** Start **
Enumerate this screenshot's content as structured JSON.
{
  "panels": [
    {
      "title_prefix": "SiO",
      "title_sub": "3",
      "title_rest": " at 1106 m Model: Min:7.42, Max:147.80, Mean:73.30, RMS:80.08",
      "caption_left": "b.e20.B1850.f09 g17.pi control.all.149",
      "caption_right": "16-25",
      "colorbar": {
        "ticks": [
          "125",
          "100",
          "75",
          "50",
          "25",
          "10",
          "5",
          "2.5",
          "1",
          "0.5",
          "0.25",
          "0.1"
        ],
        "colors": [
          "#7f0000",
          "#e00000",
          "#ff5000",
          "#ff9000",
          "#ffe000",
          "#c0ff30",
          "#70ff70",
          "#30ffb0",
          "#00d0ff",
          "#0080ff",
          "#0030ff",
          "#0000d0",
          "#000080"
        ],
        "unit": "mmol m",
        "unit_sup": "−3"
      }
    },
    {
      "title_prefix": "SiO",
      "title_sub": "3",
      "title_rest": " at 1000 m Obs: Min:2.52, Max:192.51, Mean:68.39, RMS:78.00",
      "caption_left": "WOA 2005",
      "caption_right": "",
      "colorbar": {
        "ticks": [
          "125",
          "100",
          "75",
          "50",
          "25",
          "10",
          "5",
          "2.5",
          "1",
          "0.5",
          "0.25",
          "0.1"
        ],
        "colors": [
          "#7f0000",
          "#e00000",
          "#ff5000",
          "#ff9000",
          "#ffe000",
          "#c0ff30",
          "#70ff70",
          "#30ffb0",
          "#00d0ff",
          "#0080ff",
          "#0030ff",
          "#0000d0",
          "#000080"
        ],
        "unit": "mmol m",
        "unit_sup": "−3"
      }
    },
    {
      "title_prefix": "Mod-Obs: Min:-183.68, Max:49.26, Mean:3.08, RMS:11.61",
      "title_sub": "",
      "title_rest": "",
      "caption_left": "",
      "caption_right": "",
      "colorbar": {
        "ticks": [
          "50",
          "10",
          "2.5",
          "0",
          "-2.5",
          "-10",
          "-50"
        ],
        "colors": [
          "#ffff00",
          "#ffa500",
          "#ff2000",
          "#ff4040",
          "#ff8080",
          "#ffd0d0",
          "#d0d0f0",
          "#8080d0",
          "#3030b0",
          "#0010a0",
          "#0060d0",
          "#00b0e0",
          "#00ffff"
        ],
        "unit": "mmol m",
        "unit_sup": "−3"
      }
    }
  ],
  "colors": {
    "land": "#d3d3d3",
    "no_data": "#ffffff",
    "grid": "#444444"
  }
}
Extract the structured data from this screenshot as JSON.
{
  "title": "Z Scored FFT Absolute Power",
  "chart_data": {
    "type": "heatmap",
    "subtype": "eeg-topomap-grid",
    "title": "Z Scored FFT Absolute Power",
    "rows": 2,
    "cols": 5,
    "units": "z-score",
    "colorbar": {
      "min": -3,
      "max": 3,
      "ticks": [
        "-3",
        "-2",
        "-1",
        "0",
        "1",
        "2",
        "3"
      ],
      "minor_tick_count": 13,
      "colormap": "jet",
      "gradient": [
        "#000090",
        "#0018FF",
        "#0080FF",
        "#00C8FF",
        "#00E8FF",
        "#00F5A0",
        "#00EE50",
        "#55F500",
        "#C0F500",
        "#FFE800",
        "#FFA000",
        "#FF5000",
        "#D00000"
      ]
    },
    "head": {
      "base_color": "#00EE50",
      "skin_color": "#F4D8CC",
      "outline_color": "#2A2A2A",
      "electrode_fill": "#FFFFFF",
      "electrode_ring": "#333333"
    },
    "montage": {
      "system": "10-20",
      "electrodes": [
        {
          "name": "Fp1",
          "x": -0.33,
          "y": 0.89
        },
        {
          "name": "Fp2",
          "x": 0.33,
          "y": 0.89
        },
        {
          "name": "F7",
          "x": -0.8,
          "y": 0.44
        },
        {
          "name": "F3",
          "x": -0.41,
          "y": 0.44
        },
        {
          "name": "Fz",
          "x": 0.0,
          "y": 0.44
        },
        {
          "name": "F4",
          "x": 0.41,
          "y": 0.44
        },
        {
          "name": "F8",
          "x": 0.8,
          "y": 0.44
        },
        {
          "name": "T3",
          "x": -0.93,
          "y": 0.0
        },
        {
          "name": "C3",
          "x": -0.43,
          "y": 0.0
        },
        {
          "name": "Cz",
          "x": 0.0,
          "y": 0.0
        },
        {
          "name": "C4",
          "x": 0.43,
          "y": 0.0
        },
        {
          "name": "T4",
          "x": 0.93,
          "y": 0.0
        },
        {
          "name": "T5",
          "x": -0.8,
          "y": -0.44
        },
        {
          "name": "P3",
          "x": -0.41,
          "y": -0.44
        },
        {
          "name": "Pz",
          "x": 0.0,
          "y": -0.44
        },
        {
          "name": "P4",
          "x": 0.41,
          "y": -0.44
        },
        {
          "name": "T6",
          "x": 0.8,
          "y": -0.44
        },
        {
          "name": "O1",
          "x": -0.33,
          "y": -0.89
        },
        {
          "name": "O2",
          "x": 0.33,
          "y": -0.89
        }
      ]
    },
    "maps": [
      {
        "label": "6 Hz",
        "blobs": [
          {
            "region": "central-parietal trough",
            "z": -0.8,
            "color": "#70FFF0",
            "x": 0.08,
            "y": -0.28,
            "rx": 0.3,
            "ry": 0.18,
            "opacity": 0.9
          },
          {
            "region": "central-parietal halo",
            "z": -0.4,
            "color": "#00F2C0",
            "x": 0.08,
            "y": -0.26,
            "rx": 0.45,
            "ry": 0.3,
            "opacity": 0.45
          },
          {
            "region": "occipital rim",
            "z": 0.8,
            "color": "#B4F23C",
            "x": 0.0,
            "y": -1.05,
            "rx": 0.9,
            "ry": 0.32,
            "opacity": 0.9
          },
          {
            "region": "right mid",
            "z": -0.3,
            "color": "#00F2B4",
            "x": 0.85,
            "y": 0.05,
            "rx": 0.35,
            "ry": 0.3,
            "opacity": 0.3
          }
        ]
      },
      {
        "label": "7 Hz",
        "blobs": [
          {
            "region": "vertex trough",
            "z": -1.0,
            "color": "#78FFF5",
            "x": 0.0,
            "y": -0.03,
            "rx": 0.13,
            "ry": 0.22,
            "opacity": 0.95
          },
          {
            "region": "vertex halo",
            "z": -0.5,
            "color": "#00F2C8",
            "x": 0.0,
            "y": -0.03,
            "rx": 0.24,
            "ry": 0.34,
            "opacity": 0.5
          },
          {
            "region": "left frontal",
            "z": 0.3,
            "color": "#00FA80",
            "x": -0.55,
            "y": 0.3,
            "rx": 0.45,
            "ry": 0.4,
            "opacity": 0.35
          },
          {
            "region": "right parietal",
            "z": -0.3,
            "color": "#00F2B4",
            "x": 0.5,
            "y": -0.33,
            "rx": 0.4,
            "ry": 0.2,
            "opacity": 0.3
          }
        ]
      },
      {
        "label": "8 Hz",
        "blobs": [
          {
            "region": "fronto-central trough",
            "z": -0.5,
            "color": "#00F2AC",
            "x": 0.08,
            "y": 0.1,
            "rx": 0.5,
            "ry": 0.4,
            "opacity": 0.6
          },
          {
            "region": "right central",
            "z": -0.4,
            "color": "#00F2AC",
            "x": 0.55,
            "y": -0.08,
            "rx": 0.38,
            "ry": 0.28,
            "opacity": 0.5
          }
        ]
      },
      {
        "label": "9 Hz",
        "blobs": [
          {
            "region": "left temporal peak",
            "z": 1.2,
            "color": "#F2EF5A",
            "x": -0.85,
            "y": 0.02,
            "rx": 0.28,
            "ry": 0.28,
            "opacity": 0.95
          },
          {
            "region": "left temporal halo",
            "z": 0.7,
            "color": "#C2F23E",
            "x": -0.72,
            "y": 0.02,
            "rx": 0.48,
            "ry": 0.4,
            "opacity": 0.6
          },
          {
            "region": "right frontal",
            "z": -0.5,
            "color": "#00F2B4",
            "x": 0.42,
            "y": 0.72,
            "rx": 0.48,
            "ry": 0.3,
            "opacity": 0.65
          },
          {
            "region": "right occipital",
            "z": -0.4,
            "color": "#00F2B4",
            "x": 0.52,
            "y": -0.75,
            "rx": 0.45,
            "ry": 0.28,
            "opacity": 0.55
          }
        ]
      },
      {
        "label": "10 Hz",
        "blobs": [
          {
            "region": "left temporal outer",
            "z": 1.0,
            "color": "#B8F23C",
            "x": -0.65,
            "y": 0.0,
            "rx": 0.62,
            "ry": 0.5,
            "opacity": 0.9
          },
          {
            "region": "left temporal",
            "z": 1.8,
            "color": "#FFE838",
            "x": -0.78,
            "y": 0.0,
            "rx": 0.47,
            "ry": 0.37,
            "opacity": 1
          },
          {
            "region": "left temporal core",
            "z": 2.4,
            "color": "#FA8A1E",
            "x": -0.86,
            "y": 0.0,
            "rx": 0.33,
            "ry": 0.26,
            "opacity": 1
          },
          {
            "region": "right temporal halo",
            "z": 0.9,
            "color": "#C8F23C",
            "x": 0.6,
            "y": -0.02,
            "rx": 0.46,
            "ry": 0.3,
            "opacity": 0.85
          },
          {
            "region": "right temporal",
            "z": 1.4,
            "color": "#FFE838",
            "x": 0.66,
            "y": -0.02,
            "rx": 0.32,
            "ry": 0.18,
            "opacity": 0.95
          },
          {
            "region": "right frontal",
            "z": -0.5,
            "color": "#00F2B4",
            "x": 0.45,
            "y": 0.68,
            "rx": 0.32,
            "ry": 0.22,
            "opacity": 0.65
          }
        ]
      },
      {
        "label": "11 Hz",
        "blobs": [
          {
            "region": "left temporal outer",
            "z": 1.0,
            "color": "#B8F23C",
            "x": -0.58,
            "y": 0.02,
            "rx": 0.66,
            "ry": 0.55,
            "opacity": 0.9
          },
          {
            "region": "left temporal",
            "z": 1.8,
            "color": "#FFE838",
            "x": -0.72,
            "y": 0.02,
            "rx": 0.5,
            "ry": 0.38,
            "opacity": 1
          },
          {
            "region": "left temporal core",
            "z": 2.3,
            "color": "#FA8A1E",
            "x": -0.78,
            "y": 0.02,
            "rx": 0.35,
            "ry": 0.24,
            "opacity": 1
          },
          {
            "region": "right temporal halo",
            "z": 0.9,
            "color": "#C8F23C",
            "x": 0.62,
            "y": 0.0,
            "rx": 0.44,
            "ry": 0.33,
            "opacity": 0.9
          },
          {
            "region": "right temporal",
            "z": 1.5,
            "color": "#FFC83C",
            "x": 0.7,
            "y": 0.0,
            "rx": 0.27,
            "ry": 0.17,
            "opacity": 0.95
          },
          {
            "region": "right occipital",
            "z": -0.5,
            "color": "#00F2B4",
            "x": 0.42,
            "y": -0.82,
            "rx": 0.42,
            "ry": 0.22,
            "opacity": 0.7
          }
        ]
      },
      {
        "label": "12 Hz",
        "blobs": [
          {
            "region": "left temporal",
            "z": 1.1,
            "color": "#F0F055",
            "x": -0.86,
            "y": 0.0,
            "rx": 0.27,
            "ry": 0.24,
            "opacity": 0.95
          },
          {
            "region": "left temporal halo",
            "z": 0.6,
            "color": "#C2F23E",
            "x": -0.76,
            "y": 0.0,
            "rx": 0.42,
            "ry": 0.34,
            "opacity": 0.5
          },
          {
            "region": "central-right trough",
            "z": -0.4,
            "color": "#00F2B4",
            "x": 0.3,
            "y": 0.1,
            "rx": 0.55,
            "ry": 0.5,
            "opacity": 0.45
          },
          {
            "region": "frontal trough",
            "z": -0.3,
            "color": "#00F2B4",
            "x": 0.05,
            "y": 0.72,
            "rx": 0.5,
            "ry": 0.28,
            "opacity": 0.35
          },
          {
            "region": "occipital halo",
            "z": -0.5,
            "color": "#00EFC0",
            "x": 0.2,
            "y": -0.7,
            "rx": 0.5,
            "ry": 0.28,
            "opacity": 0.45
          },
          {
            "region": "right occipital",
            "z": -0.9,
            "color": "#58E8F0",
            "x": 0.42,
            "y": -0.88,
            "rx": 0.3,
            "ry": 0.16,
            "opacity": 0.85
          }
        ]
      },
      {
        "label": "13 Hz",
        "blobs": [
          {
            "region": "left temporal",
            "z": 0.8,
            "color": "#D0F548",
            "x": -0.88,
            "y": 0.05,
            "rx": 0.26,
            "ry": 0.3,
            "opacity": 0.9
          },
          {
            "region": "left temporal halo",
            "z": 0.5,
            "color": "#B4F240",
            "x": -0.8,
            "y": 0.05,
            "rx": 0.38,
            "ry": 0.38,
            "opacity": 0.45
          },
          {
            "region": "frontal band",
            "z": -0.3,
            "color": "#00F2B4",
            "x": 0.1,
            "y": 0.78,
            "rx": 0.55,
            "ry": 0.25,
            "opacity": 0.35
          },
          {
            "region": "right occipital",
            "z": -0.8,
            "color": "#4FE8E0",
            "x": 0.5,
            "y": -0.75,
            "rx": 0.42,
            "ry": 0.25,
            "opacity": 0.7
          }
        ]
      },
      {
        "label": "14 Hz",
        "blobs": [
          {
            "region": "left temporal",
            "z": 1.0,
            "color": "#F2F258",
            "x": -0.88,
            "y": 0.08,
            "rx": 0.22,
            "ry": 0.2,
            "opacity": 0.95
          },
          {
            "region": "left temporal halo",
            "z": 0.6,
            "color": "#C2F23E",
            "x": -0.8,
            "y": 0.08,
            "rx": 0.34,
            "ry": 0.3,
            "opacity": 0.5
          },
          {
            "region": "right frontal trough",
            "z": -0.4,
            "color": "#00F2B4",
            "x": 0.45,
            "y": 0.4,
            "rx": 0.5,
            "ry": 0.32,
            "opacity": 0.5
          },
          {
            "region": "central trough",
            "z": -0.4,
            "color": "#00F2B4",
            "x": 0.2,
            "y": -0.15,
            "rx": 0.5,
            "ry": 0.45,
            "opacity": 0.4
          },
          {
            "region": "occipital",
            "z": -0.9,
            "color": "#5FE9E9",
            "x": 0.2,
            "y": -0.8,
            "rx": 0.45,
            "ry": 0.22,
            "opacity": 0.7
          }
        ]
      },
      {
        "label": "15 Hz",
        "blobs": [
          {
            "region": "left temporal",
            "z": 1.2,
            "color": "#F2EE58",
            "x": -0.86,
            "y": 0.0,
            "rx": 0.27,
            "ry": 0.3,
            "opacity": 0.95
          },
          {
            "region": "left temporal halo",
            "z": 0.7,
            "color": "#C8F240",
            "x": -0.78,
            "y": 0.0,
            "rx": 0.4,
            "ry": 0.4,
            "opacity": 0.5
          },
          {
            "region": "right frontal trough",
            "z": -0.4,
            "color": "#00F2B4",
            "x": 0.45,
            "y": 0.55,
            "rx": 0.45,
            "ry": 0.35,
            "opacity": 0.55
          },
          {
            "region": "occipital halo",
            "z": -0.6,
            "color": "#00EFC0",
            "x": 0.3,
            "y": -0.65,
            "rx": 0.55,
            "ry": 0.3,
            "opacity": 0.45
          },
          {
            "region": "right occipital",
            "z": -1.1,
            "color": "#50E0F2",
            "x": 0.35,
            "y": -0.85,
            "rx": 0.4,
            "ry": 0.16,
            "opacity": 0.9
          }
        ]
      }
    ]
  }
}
** End **
Task goal
Search the data for "central" and list every line in which it occurs.

Exercise output
            "region": "central-parietal trough",
            "region": "central-parietal halo",
            "region": "fronto-central trough",
            "region": "right central",
            "region": "central-right trough",
            "region": "central trough",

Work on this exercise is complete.